Goal: Find the string "color" and gather every line that holds it.

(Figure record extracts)
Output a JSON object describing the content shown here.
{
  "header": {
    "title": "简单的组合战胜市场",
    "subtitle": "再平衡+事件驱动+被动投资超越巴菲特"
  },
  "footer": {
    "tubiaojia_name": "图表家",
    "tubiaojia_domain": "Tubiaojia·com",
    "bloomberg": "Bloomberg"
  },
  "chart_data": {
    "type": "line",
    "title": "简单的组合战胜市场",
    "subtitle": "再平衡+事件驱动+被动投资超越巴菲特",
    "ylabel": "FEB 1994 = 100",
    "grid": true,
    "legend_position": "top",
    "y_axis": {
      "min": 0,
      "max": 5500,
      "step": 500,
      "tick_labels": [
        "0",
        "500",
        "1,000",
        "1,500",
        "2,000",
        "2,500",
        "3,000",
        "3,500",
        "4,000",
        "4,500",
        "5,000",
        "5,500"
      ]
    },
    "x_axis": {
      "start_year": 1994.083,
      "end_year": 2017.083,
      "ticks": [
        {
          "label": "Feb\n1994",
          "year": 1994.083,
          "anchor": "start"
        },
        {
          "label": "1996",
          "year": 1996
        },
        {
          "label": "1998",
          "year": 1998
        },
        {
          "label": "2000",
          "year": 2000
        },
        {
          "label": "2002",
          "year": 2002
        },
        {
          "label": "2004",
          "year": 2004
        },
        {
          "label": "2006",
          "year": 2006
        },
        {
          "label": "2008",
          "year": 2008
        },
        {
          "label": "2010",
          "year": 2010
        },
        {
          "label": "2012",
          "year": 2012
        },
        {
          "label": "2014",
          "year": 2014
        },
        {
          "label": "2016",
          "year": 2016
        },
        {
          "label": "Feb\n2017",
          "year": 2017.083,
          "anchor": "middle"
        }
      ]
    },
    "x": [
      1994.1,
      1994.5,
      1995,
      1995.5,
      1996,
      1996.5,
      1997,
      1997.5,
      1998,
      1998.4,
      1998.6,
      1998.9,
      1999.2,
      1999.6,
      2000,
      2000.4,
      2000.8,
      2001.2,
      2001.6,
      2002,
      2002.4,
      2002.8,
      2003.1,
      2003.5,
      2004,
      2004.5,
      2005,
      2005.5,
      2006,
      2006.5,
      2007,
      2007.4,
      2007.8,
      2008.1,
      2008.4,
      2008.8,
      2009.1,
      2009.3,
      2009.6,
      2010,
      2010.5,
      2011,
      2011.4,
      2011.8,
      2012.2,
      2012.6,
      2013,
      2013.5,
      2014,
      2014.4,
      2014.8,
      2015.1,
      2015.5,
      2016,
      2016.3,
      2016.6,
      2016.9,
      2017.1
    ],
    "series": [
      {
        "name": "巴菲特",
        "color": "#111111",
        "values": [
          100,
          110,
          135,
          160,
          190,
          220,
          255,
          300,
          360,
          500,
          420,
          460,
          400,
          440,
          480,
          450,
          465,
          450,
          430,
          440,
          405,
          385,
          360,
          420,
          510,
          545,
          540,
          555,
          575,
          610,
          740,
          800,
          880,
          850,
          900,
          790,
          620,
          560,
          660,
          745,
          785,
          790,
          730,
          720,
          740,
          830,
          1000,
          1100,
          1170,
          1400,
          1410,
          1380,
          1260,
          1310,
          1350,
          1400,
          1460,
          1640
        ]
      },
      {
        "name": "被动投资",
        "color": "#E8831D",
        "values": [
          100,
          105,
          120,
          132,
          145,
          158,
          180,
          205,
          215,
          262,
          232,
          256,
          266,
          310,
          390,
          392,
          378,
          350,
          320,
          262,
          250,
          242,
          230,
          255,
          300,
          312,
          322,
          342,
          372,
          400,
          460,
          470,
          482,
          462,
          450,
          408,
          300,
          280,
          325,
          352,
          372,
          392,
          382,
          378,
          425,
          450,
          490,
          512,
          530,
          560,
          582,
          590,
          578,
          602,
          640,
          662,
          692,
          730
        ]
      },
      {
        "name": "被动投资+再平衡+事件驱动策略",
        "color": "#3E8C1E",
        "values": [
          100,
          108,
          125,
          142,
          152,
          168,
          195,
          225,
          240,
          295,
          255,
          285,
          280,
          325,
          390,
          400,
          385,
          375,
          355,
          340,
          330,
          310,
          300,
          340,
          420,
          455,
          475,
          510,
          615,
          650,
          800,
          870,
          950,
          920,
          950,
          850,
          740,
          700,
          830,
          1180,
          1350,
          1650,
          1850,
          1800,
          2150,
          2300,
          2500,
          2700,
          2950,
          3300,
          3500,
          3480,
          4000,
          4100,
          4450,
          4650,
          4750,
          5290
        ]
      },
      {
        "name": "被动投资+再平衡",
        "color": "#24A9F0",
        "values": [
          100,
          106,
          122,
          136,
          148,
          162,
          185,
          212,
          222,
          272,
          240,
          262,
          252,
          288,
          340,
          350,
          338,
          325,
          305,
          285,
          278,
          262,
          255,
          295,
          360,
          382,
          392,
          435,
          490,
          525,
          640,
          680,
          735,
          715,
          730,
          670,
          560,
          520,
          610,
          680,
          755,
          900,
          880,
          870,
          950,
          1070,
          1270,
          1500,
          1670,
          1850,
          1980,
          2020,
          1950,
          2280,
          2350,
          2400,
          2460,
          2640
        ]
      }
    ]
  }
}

Result of the task:
        "color": "#111111",
        "color": "#E8831D",
        "color": "#3E8C1E",
        "color": "#24A9F0",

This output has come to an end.